Directive 1
Return the lines of the records exactly as they appear, starting at the line that contains "scale-bar-segment [576,695,583,697]" and ending at the last line of the records, both ends included.

Document section
■ ■ ■

# what color is your poodles skin?



## bluespoomommy (Feb 25, 2010)

i've read numerous times that skin color can vary on poodles. just curious to know what color coats your poodles have with what color skin?

mochi is a blue poodle with very white white skin. i had always assumed that dark hair = dark skin but guess it's not so!


----------



## cbrand (Aug 9, 2009)

Delilah's skin is taupe. Really. It has a silvery, pinkish hue to it.


----------



## Fluffyspoos (Aug 11, 2009)

Vegas's skin is blue. For reals. Not grey blue, but BLUE! When he has a curl letting you see his skin, or when I cut him into his CC, everyone would gasp and say "His skin is blue!"


----------



## fjm (Jun 4, 2010)

Poppy's is pink, very pretty, rosy baby pink! Lips, nose, toes and nails are nearly black, though.


----------



## CharismaticMillie (Jun 16, 2010)

Henry and Millie both have white skin!


----------



## Lilah+Jasper (May 13, 2010)

Lilah's skin is white and Jasper's is blue and pink . The blue spots on his tummy are so cute!


----------



## bigpoodleperson (Jul 14, 2009)

Riley has a cream coat with spotted skin. Yep, spotted like a dalmation! He has developed more and more spots as he has aged. The skin that isnt spots is cream.


----------



## Sami (Feb 9, 2010)

Prince is a cream and has pink skin, but he tans up if its shaved in spots in the summer.


----------



## frostfirestandards (Jun 18, 2009)

Willows skin is like a pinkish white where her coat is thick, and bluish on her "nexxid parts" (she has black hair) Brian has blue skin(blue hair) and Jamie has pink skin on her hairier parts, and dark skin on her nekkid parts (white hair)


----------



## bluespoomommy (Feb 25, 2010)

blue skin! that must be quite a sight...there's a beautiful blue standard poodle on flickr who has blue skin and could never quite wrap my head around it. poodles seem to be just as diverse as people


----------



## Spencer (Oct 7, 2009)

Tate is a light apricot (turned red in the summer... we like to be outside!) with well... peach colored skin. Caucasian human colored, I mean.

His nose is brown with freckles, and his eye rims are pink though... no AKC wins in his future (that and he came to me... rocky mountain oyster-less!)


----------

■ ■ ■

Data shown
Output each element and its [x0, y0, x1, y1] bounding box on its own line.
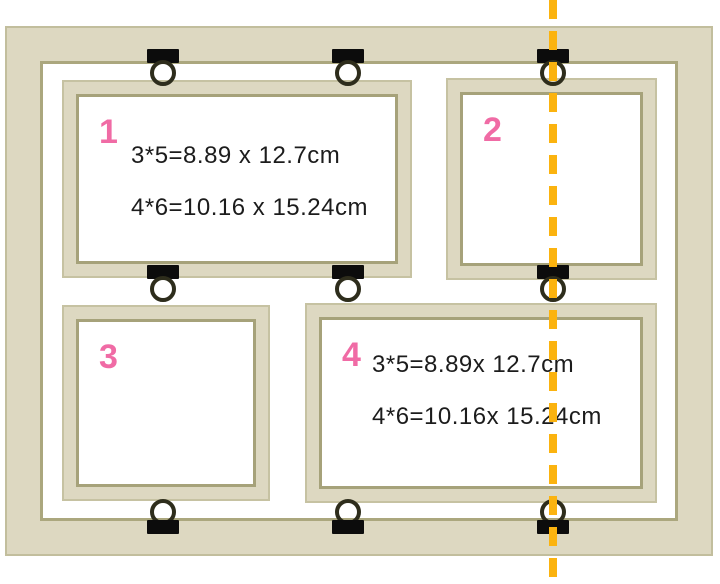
photo-frame-3: 3	[62, 305, 270, 501]
photo-frame-4: 4 3*5=8.89x 12.7cm 4*6=10.16x 15.24cm	[305, 303, 657, 503]
clip-ring-icon	[335, 276, 361, 302]
dashed-fold-line	[549, 0, 557, 584]
dimension-annotations-1: 3*5=8.89 x 12.7cm 4*6=10.16 x 15.24cm	[131, 141, 368, 245]
frame-number-4: 4	[342, 338, 361, 372]
dimension-line: 3*5=8.89 x 12.7cm	[131, 141, 368, 171]
frame-number-1: 1	[99, 115, 118, 149]
photo-opening-4: 4 3*5=8.89x 12.7cm 4*6=10.16x 15.24cm	[319, 317, 643, 489]
clip-bar-icon	[332, 520, 364, 534]
dimension-line: 3*5=8.89x 12.7cm	[372, 350, 602, 380]
dimension-line: 4*6=10.16x 15.24cm	[372, 402, 602, 432]
clip-ring-icon	[150, 60, 176, 86]
frame-number-2: 2	[483, 113, 502, 147]
clip-ring-icon	[335, 60, 361, 86]
collage-frame-diagram: 1 3*5=8.89 x 12.7cm 4*6=10.16 x 15.24cm …	[0, 0, 720, 584]
photo-opening-3: 3	[76, 319, 256, 487]
binder-clip-icon	[147, 265, 179, 302]
binder-clip-icon	[332, 499, 364, 534]
dimension-line: 4*6=10.16 x 15.24cm	[131, 193, 368, 223]
photo-opening-1: 1 3*5=8.89 x 12.7cm 4*6=10.16 x 15.24cm	[76, 94, 398, 264]
dimension-annotations-4: 3*5=8.89x 12.7cm 4*6=10.16x 15.24cm	[372, 350, 602, 454]
binder-clip-icon	[332, 265, 364, 302]
clip-bar-icon	[147, 520, 179, 534]
photo-frame-1: 1 3*5=8.89 x 12.7cm 4*6=10.16 x 15.24cm	[62, 80, 412, 278]
binder-clip-icon	[332, 49, 364, 86]
clip-ring-icon	[150, 276, 176, 302]
binder-clip-icon	[147, 499, 179, 534]
binder-clip-icon	[147, 49, 179, 86]
frame-number-3: 3	[99, 340, 118, 374]
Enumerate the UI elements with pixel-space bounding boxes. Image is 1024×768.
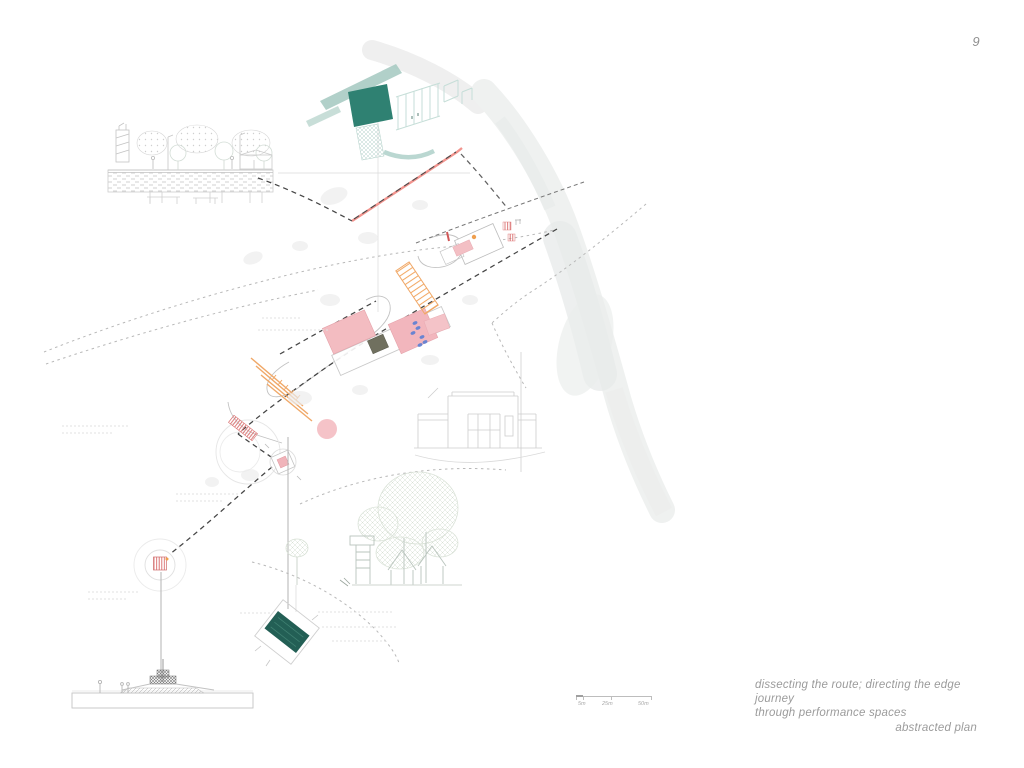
scale-bar-segment [576,695,583,697]
portfolio-sheet: 9 5m 25m 50m dissecting the route; direc… [0,0,1024,768]
teal-boat-structure [255,600,320,666]
trees-sketch [286,472,462,612]
page-number: 9 [966,34,986,49]
construction-lines [278,120,521,472]
waypoint-markers [154,419,338,682]
scale-tick [576,697,577,700]
scale-label-50m: 50m [638,701,649,707]
scale-tick [611,697,612,700]
promenade-elevation-sketch [108,123,273,204]
scale-label-5m: 5m [578,701,586,707]
pier-section-sketch [72,659,253,708]
caption-line-2: through performance spaces [755,706,977,720]
building-elevation-sketch [414,388,545,462]
scale-tick [583,697,584,700]
scale-label-25m: 25m [602,701,613,707]
performance-buildings-cluster [322,219,521,375]
annotation-scribbles [62,184,478,641]
abstracted-plan-drawing [0,0,1024,768]
drawing-title: abstracted plan [755,721,977,735]
scale-bar: 5m 25m 50m [576,696,654,710]
caption: dissecting the route; directing the edge… [755,678,977,735]
scale-tick [651,697,652,700]
scale-bar-labels: 5m 25m 50m [576,701,652,709]
caption-line-1: dissecting the route; directing the edge… [755,678,977,706]
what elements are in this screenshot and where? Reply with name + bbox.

■ ■ ■

Directive 2
Retype word for word the part of the poodle skin thread starting at "## Lilah+Jasper (May" and ending at "spots is cream.".

Response 1
scale-bar-segment [576,695,583,697]
portfolio-sheet: 9 5m 25m 50m dissecting the route; direc… [0,0,1024,768]
teal-boat-structure [255,600,320,666]
trees-sketch [286,472,462,612]
page-number: 9 [966,34,986,49]
construction-lines [278,120,521,472]
waypoint-markers [154,419,338,682]
scale-tick [576,697,577,700]
scale-label-50m: 50m [638,701,649,707]
scale-tick [611,697,612,700]
promenade-elevation-sketch [108,123,273,204]
scale-label-5m: 5m [578,701,586,707]
pier-section-sketch [72,659,253,708]
caption-line-2: through performance spaces [755,706,977,720]
building-elevation-sketch [414,388,545,462]
scale-tick [583,697,584,700]
scale-label-25m: 25m [602,701,613,707]
performance-buildings-cluster [322,219,521,375]
annotation-scribbles [62,184,478,641]
abstracted-plan-drawing [0,0,1024,768]
drawing-title: abstracted plan [755,721,977,735]
scale-bar: 5m 25m 50m [576,696,654,710]
caption: dissecting the route; directing the edge… [755,678,977,735]
scale-tick [651,697,652,700]
scale-bar-labels: 5m 25m 50m [576,701,652,709]
caption-line-1: dissecting the route; directing the edge… [755,678,977,706]
what elements are in this screenshot and where? Reply with name + bbox.

Response 2
## Lilah+Jasper (May 13, 2010)

Lilah's skin is white and Jasper's is blue and pink . The blue spots on his tummy are so cute!


----------



## bigpoodleperson (Jul 14, 2009)

Riley has a cream coat with spotted skin. Yep, spotted like a dalmation! He has developed more and more spots as he has aged. The skin that isnt spots is cream.